[Directive]:
Reproduce verbatim the lines of the entries below, beginning with the line that contains "bicycle-icon <box>504 889 610 956</box>" and continuing through the final line of the entries.

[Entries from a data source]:
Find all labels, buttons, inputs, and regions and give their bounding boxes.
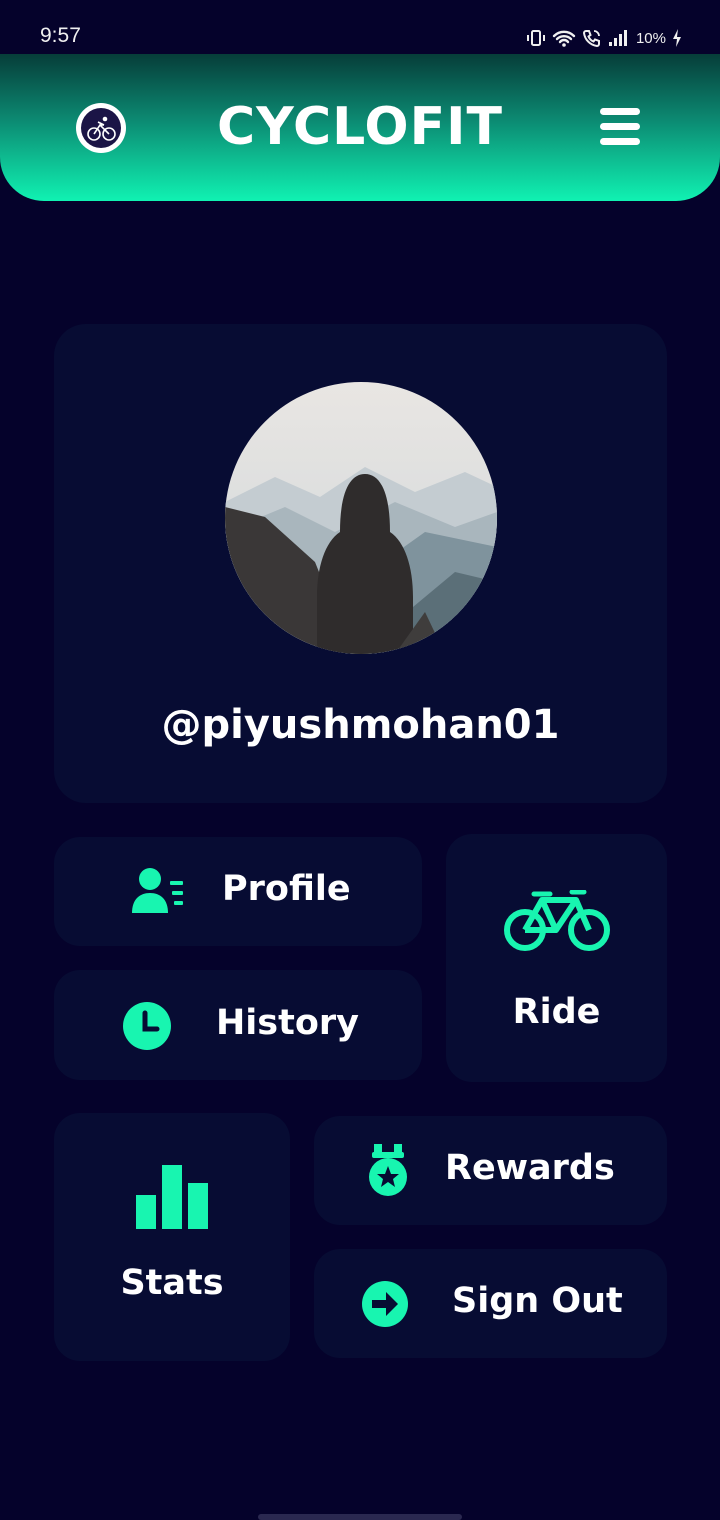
bicycle-icon <box>504 889 610 956</box>
bar-chart-icon <box>136 1165 208 1233</box>
status-icons: 10% <box>526 25 682 51</box>
sign-out-label: Sign Out <box>452 1281 623 1321</box>
history-button[interactable]: History <box>54 970 422 1080</box>
wifi-icon <box>552 28 576 48</box>
stats-button[interactable]: Stats <box>54 1113 290 1361</box>
hamburger-menu-icon[interactable] <box>596 108 644 148</box>
signal-icon <box>608 28 630 48</box>
profile-label: Profile <box>222 869 351 909</box>
avatar-photo[interactable] <box>225 382 497 654</box>
sign-out-button[interactable]: Sign Out <box>314 1249 667 1358</box>
status-time: 9:57 <box>40 24 81 47</box>
wifi-call-icon <box>582 28 602 48</box>
profile-button[interactable]: Profile <box>54 837 422 946</box>
arrow-circle-right-icon <box>362 1281 408 1331</box>
stats-label: Stats <box>120 1263 224 1303</box>
user-list-icon <box>132 867 186 919</box>
rewards-button[interactable]: Rewards <box>314 1116 667 1225</box>
ride-button[interactable]: Ride <box>446 834 667 1082</box>
ride-label: Ride <box>512 992 601 1032</box>
app-header: CYCLOFIT <box>0 54 720 201</box>
profile-card: @piyushmohan01 <box>54 324 667 803</box>
history-label: History <box>216 1003 359 1043</box>
status-bar: 9:57 10% <box>0 0 720 58</box>
medal-icon <box>368 1144 408 1202</box>
battery-text: 10% <box>635 29 666 47</box>
home-indicator[interactable] <box>258 1514 462 1520</box>
vibrate-icon <box>526 28 546 48</box>
rewards-label: Rewards <box>445 1148 615 1188</box>
battery-charging-icon <box>672 28 682 48</box>
username: @piyushmohan01 <box>161 702 560 748</box>
clock-icon <box>122 1001 172 1055</box>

[Response to the task]:
bicycle-icon <box>504 889 610 956</box>
bar-chart-icon <box>136 1165 208 1233</box>
status-icons: 10% <box>526 25 682 51</box>
sign-out-label: Sign Out <box>452 1281 623 1321</box>
history-button[interactable]: History <box>54 970 422 1080</box>
wifi-icon <box>552 28 576 48</box>
stats-button[interactable]: Stats <box>54 1113 290 1361</box>
hamburger-menu-icon[interactable] <box>596 108 644 148</box>
signal-icon <box>608 28 630 48</box>
profile-label: Profile <box>222 869 351 909</box>
avatar-photo[interactable] <box>225 382 497 654</box>
sign-out-button[interactable]: Sign Out <box>314 1249 667 1358</box>
status-time: 9:57 <box>40 24 81 47</box>
wifi-call-icon <box>582 28 602 48</box>
profile-button[interactable]: Profile <box>54 837 422 946</box>
arrow-circle-right-icon <box>362 1281 408 1331</box>
stats-label: Stats <box>120 1263 224 1303</box>
user-list-icon <box>132 867 186 919</box>
rewards-button[interactable]: Rewards <box>314 1116 667 1225</box>
ride-button[interactable]: Ride <box>446 834 667 1082</box>
ride-label: Ride <box>512 992 601 1032</box>
app-header: CYCLOFIT <box>0 54 720 201</box>
profile-card: @piyushmohan01 <box>54 324 667 803</box>
history-label: History <box>216 1003 359 1043</box>
status-bar: 9:57 10% <box>0 0 720 58</box>
medal-icon <box>368 1144 408 1202</box>
battery-text: 10% <box>635 29 666 47</box>
home-indicator[interactable] <box>258 1514 462 1520</box>
vibrate-icon <box>526 28 546 48</box>
rewards-label: Rewards <box>445 1148 615 1188</box>
battery-charging-icon <box>672 28 682 48</box>
username: @piyushmohan01 <box>161 702 560 748</box>
clock-icon <box>122 1001 172 1055</box>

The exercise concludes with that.